**Instructions to follow:** Output all of the entries below precisely as written.

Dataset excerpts
** START **
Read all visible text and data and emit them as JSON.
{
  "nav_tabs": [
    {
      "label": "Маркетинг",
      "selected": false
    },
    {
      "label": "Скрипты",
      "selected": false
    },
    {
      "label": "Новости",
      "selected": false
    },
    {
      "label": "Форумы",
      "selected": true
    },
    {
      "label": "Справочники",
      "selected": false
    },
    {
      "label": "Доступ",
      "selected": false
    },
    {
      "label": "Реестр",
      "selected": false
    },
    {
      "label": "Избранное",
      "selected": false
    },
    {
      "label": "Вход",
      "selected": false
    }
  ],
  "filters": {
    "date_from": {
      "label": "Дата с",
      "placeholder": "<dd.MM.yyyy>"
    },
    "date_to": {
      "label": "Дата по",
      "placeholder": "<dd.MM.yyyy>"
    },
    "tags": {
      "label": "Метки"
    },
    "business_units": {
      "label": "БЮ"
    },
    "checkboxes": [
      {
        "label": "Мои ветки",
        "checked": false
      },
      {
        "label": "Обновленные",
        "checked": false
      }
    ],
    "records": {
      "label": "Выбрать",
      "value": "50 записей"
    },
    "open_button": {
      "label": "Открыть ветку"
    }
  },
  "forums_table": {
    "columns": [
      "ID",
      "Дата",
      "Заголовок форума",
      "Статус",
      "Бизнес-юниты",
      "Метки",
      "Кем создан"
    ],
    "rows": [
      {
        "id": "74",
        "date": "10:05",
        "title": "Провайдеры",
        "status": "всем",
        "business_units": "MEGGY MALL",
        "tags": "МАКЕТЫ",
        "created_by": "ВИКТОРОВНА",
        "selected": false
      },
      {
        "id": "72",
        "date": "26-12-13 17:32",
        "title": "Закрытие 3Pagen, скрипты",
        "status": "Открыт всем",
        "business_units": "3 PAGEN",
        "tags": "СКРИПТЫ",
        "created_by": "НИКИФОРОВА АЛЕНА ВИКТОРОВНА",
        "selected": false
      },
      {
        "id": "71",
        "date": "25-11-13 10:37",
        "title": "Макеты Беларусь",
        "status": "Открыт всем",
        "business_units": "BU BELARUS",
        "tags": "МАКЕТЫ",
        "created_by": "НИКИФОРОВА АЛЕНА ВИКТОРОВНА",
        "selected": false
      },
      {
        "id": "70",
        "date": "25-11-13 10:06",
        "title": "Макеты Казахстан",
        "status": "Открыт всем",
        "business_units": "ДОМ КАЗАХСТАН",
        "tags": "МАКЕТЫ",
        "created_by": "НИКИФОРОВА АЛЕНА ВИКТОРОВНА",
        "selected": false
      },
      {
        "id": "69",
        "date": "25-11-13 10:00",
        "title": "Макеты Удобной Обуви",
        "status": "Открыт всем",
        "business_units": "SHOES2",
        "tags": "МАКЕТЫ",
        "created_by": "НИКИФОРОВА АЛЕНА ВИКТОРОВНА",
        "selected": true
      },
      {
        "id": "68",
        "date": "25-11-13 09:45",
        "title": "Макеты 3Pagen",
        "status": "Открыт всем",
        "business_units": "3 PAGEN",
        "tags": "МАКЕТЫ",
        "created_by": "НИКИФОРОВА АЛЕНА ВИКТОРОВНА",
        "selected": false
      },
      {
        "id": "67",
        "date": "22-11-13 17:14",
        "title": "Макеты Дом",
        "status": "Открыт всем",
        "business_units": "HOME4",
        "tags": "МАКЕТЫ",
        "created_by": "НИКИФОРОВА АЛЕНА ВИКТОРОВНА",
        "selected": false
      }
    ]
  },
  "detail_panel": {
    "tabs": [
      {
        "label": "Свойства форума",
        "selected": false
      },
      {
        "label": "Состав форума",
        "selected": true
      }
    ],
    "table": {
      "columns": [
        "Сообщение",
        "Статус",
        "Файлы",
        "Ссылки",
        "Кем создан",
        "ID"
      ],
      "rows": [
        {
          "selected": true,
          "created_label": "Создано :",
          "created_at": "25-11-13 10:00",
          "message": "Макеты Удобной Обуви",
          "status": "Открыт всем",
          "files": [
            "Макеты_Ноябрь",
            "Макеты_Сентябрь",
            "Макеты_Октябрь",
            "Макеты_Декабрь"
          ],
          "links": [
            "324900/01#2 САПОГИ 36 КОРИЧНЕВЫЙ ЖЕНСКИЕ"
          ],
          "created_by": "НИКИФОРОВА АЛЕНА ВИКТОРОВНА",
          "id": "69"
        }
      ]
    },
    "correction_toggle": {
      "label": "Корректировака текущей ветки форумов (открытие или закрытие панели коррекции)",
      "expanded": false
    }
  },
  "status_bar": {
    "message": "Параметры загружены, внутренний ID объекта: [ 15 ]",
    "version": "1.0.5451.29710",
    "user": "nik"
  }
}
** END **
**Exercise solution:**
Read all visible text and data and emit them as JSON.
{
  "nav_tabs": [
    {
      "label": "Маркетинг",
      "selected": false
    },
    {
      "label": "Скрипты",
      "selected": false
    },
    {
      "label": "Новости",
      "selected": false
    },
    {
      "label": "Форумы",
      "selected": true
    },
    {
      "label": "Справочники",
      "selected": false
    },
    {
      "label": "Доступ",
      "selected": false
    },
    {
      "label": "Реестр",
      "selected": false
    },
    {
      "label": "Избранное",
      "selected": false
    },
    {
      "label": "Вход",
      "selected": false
    }
  ],
  "filters": {
    "date_from": {
      "label": "Дата с",
      "placeholder": "<dd.MM.yyyy>"
    },
    "date_to": {
      "label": "Дата по",
      "placeholder": "<dd.MM.yyyy>"
    },
    "tags": {
      "label": "Метки"
    },
    "business_units": {
      "label": "БЮ"
    },
    "checkboxes": [
      {
        "label": "Мои ветки",
        "checked": false
      },
      {
        "label": "Обновленные",
        "checked": false
      }
    ],
    "records": {
      "label": "Выбрать",
      "value": "50 записей"
    },
    "open_button": {
      "label": "Открыть ветку"
    }
  },
  "forums_table": {
    "columns": [
      "ID",
      "Дата",
      "Заголовок форума",
      "Статус",
      "Бизнес-юниты",
      "Метки",
      "Кем создан"
    ],
    "rows": [
      {
        "id": "74",
        "date": "10:05",
        "title": "Провайдеры",
        "status": "всем",
        "business_units": "MEGGY MALL",
        "tags": "МАКЕТЫ",
        "created_by": "ВИКТОРОВНА",
        "selected": false
      },
      {
        "id": "72",
        "date": "26-12-13 17:32",
        "title": "Закрытие 3Pagen, скрипты",
        "status": "Открыт всем",
        "business_units": "3 PAGEN",
        "tags": "СКРИПТЫ",
        "created_by": "НИКИФОРОВА АЛЕНА ВИКТОРОВНА",
        "selected": false
      },
      {
        "id": "71",
        "date": "25-11-13 10:37",
        "title": "Макеты Беларусь",
        "status": "Открыт всем",
        "business_units": "BU BELARUS",
        "tags": "МАКЕТЫ",
        "created_by": "НИКИФОРОВА АЛЕНА ВИКТОРОВНА",
        "selected": false
      },
      {
        "id": "70",
        "date": "25-11-13 10:06",
        "title": "Макеты Казахстан",
        "status": "Открыт всем",
        "business_units": "ДОМ КАЗАХСТАН",
        "tags": "МАКЕТЫ",
        "created_by": "НИКИФОРОВА АЛЕНА ВИКТОРОВНА",
        "selected": false
      },
      {
        "id": "69",
        "date": "25-11-13 10:00",
        "title": "Макеты Удобной Обуви",
        "status": "Открыт всем",
        "business_units": "SHOES2",
        "tags": "МАКЕТЫ",
        "created_by": "НИКИФОРОВА АЛЕНА ВИКТОРОВНА",
        "selected": true
      },
      {
        "id": "68",
        "date": "25-11-13 09:45",
        "title": "Макеты 3Pagen",
        "status": "Открыт всем",
        "business_units": "3 PAGEN",
        "tags": "МАКЕТЫ",
        "created_by": "НИКИФОРОВА АЛЕНА ВИКТОРОВНА",
        "selected": false
      },
      {
        "id": "67",
        "date": "22-11-13 17:14",
        "title": "Макеты Дом",
        "status": "Открыт всем",
        "business_units": "HOME4",
        "tags": "МАКЕТЫ",
        "created_by": "НИКИФОРОВА АЛЕНА ВИКТОРОВНА",
        "selected": false
      }
    ]
  },
  "detail_panel": {
    "tabs": [
      {
        "label": "Свойства форума",
        "selected": false
      },
      {
        "label": "Состав форума",
        "selected": true
      }
    ],
    "table": {
      "columns": [
        "Сообщение",
        "Статус",
        "Файлы",
        "Ссылки",
        "Кем создан",
        "ID"
      ],
      "rows": [
        {
          "selected": true,
          "created_label": "Создано :",
          "created_at": "25-11-13 10:00",
          "message": "Макеты Удобной Обуви",
          "status": "Открыт всем",
          "files": [
            "Макеты_Ноябрь",
            "Макеты_Сентябрь",
            "Макеты_Октябрь",
            "Макеты_Декабрь"
          ],
          "links": [
            "324900/01#2 САПОГИ 36 КОРИЧНЕВЫЙ ЖЕНСКИЕ"
          ],
          "created_by": "НИКИФОРОВА АЛЕНА ВИКТОРОВНА",
          "id": "69"
        }
      ]
    },
    "correction_toggle": {
      "label": "Корректировака текущей ветки форумов (открытие или закрытие панели коррекции)",
      "expanded": false
    }
  },
  "status_bar": {
    "message": "Параметры загружены, внутренний ID объекта: [ 15 ]",
    "version": "1.0.5451.29710",
    "user": "nik"
  }
}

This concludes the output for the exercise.